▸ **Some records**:
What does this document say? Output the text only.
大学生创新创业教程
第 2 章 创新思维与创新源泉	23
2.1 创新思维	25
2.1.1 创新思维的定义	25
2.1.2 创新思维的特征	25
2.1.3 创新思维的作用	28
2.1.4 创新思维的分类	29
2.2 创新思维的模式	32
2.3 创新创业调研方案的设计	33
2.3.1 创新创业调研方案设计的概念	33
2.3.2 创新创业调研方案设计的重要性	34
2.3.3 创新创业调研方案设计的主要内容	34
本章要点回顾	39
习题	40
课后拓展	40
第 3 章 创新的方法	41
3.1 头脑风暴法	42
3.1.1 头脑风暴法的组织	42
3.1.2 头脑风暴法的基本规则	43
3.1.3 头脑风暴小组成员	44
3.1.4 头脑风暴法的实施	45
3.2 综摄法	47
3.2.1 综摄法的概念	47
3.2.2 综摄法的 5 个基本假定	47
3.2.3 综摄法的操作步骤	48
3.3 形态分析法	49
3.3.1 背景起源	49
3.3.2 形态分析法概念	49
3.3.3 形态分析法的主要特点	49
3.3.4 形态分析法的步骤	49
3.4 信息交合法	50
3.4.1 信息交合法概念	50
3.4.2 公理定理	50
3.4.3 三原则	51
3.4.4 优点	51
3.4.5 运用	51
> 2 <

▸ **Directive**: Copy the material above back out, exactly as written.

▸ **Solution to the problem**:
What does this document say? Output the text only.
大学生创新创业教程
第 2 章 创新思维与创新源泉	23
2.1 创新思维	25
2.1.1 创新思维的定义	25
2.1.2 创新思维的特征	25
2.1.3 创新思维的作用	28
2.1.4 创新思维的分类	29
2.2 创新思维的模式	32
2.3 创新创业调研方案的设计	33
2.3.1 创新创业调研方案设计的概念	33
2.3.2 创新创业调研方案设计的重要性	34
2.3.3 创新创业调研方案设计的主要内容	34
本章要点回顾	39
习题	40
课后拓展	40
第 3 章 创新的方法	41
3.1 头脑风暴法	42
3.1.1 头脑风暴法的组织	42
3.1.2 头脑风暴法的基本规则	43
3.1.3 头脑风暴小组成员	44
3.1.4 头脑风暴法的实施	45
3.2 综摄法	47
3.2.1 综摄法的概念	47
3.2.2 综摄法的 5 个基本假定	47
3.2.3 综摄法的操作步骤	48
3.3 形态分析法	49
3.3.1 背景起源	49
3.3.2 形态分析法概念	49
3.3.3 形态分析法的主要特点	49
3.3.4 形态分析法的步骤	49
3.4 信息交合法	50
3.4.1 信息交合法概念	50
3.4.2 公理定理	50
3.4.3 三原则	51
3.4.4 优点	51
3.4.5 运用	51
> 2 <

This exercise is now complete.